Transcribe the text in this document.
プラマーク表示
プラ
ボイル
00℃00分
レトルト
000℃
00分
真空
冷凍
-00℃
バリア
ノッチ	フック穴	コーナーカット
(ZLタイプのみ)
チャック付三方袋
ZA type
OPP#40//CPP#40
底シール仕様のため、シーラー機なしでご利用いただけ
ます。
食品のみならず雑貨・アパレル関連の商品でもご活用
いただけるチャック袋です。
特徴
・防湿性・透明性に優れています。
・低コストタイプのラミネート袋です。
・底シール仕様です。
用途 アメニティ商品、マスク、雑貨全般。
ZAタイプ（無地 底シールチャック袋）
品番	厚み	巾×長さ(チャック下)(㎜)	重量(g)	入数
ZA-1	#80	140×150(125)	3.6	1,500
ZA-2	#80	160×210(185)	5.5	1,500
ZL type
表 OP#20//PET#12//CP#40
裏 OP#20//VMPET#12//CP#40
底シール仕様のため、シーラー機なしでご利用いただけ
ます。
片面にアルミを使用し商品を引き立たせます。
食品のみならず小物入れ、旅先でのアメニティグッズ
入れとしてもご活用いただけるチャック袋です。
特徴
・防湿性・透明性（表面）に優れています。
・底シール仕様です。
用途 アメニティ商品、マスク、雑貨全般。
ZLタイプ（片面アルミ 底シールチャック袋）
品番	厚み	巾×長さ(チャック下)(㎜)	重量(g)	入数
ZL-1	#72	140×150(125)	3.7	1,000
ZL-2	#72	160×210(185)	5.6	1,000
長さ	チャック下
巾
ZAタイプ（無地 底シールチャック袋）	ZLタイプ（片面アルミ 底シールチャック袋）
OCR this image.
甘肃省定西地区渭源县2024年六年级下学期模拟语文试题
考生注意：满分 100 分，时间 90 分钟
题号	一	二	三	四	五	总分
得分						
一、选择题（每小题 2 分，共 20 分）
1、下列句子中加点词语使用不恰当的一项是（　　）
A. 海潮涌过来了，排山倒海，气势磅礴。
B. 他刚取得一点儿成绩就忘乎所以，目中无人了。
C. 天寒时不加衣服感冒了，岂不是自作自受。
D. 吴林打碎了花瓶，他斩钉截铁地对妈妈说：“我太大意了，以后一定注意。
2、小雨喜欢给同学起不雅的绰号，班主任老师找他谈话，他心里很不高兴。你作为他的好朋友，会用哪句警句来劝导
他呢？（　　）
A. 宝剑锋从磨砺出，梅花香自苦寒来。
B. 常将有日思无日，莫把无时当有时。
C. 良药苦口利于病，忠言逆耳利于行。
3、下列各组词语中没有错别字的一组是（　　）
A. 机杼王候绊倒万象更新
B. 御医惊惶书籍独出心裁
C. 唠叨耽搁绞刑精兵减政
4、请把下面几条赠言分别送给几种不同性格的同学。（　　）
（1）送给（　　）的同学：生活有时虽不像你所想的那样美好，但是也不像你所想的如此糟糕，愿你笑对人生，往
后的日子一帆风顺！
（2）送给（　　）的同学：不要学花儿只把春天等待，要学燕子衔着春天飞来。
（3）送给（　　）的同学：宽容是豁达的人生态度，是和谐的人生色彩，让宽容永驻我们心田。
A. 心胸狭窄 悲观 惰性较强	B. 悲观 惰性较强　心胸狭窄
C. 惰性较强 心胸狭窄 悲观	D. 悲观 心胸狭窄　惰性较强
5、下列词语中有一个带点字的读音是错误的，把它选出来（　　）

**WHAT THE EXERCISE ASKS**
Write out, word for word, the line containing "OCR this image." and every line after it to the end of the data above.

**PROBLEM SOLUTION**
OCR this image.
甘肃省定西地区渭源县2024年六年级下学期模拟语文试题
考生注意：满分 100 分，时间 90 分钟
题号	一	二	三	四	五	总分
得分						
一、选择题（每小题 2 分，共 20 分）
1、下列句子中加点词语使用不恰当的一项是（　　）
A. 海潮涌过来了，排山倒海，气势磅礴。
B. 他刚取得一点儿成绩就忘乎所以，目中无人了。
C. 天寒时不加衣服感冒了，岂不是自作自受。
D. 吴林打碎了花瓶，他斩钉截铁地对妈妈说：“我太大意了，以后一定注意。
2、小雨喜欢给同学起不雅的绰号，班主任老师找他谈话，他心里很不高兴。你作为他的好朋友，会用哪句警句来劝导
他呢？（　　）
A. 宝剑锋从磨砺出，梅花香自苦寒来。
B. 常将有日思无日，莫把无时当有时。
C. 良药苦口利于病，忠言逆耳利于行。
3、下列各组词语中没有错别字的一组是（　　）
A. 机杼王候绊倒万象更新
B. 御医惊惶书籍独出心裁
C. 唠叨耽搁绞刑精兵减政
4、请把下面几条赠言分别送给几种不同性格的同学。（　　）
（1）送给（　　）的同学：生活有时虽不像你所想的那样美好，但是也不像你所想的如此糟糕，愿你笑对人生，往
后的日子一帆风顺！
（2）送给（　　）的同学：不要学花儿只把春天等待，要学燕子衔着春天飞来。
（3）送给（　　）的同学：宽容是豁达的人生态度，是和谐的人生色彩，让宽容永驻我们心田。
A. 心胸狭窄 悲观 惰性较强	B. 悲观 惰性较强　心胸狭窄
C. 惰性较强 心胸狭窄 悲观	D. 悲观 心胸狭窄　惰性较强
5、下列词语中有一个带点字的读音是错误的，把它选出来（　　）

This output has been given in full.